▶ [SET EXERCISE]
Below are some records. Quote exactly the lines from the one that contains "Read out every word on this page." through the last, both included, and leave out the pictures.
_ _ _
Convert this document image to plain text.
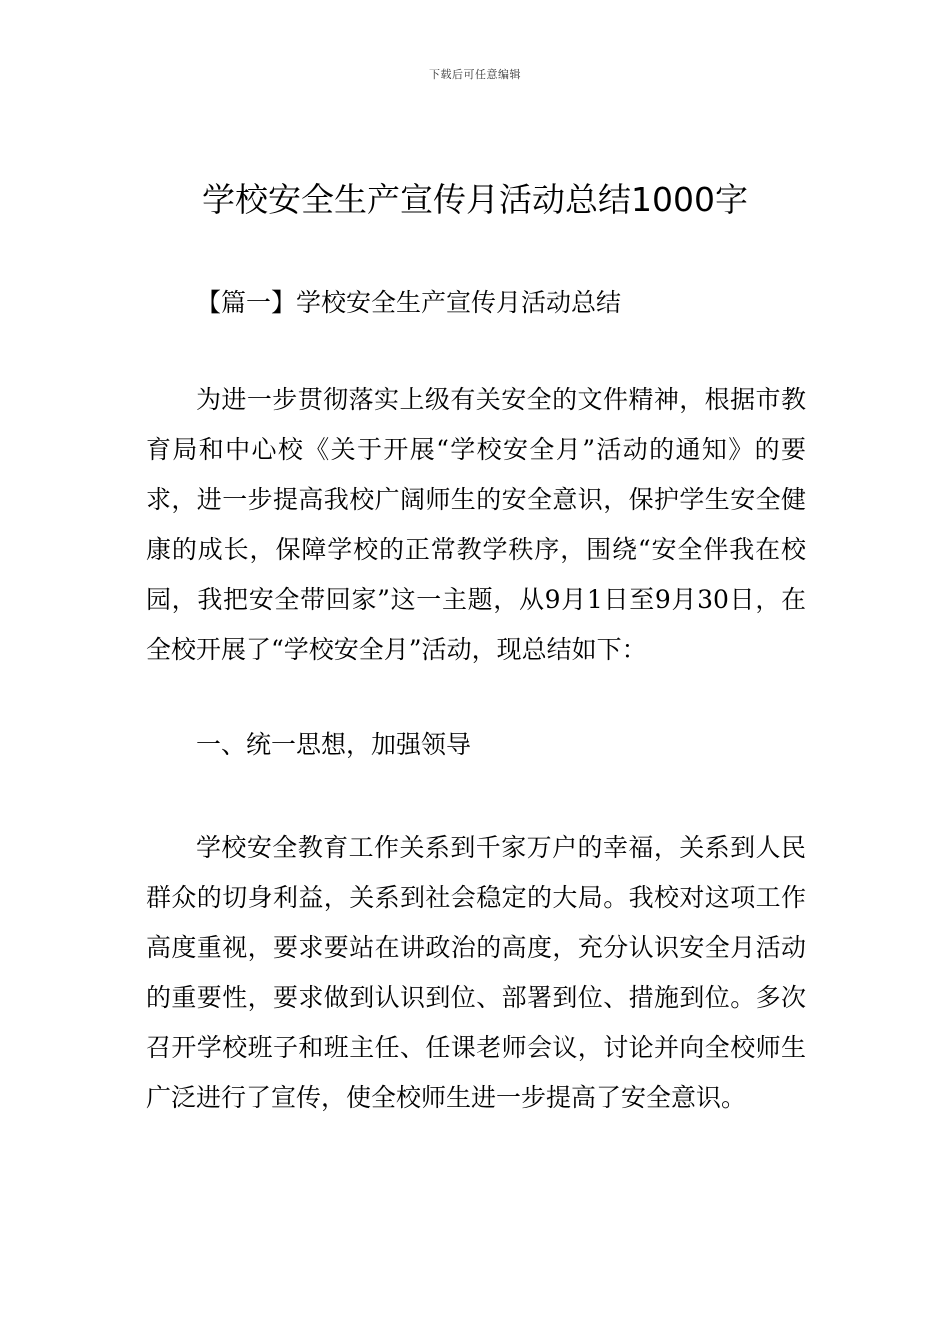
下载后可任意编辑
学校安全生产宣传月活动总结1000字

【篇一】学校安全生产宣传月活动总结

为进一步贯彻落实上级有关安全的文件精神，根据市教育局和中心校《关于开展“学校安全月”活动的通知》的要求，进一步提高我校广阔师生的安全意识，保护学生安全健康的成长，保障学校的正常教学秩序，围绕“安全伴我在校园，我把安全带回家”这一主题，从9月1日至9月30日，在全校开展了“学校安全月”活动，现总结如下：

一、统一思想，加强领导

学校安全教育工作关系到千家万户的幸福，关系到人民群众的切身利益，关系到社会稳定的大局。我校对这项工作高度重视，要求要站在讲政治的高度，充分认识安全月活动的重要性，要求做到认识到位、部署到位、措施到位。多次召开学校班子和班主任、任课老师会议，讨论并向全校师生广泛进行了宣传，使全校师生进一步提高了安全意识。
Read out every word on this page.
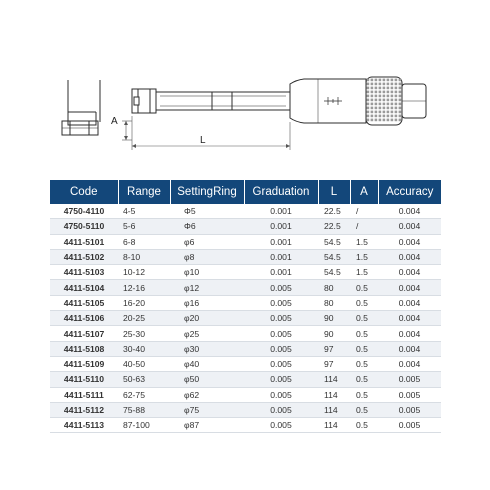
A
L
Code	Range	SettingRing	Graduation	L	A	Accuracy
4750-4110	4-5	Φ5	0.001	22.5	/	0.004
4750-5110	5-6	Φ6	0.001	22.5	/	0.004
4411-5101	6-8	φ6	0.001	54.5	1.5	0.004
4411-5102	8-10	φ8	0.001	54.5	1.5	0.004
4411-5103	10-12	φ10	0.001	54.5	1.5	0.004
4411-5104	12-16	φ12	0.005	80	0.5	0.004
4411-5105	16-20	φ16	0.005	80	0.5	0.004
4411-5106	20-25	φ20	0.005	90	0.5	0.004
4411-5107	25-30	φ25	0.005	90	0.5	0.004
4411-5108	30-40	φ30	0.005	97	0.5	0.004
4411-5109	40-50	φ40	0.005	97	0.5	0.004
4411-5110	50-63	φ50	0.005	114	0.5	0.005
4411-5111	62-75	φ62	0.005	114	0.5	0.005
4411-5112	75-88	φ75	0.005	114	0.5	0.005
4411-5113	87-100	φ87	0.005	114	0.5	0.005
_ _ _
▶ [COMPLETE RESPONSE]
Read out every word on this page.
A
L
Code	Range	SettingRing	Graduation	L	A	Accuracy
4750-4110	4-5	Φ5	0.001	22.5	/	0.004
4750-5110	5-6	Φ6	0.001	22.5	/	0.004
4411-5101	6-8	φ6	0.001	54.5	1.5	0.004
4411-5102	8-10	φ8	0.001	54.5	1.5	0.004
4411-5103	10-12	φ10	0.001	54.5	1.5	0.004
4411-5104	12-16	φ12	0.005	80	0.5	0.004
4411-5105	16-20	φ16	0.005	80	0.5	0.004
4411-5106	20-25	φ20	0.005	90	0.5	0.004
4411-5107	25-30	φ25	0.005	90	0.5	0.004
4411-5108	30-40	φ30	0.005	97	0.5	0.004
4411-5109	40-50	φ40	0.005	97	0.5	0.004
4411-5110	50-63	φ50	0.005	114	0.5	0.005
4411-5111	62-75	φ62	0.005	114	0.5	0.005
4411-5112	75-88	φ75	0.005	114	0.5	0.005
4411-5113	87-100	φ87	0.005	114	0.5	0.005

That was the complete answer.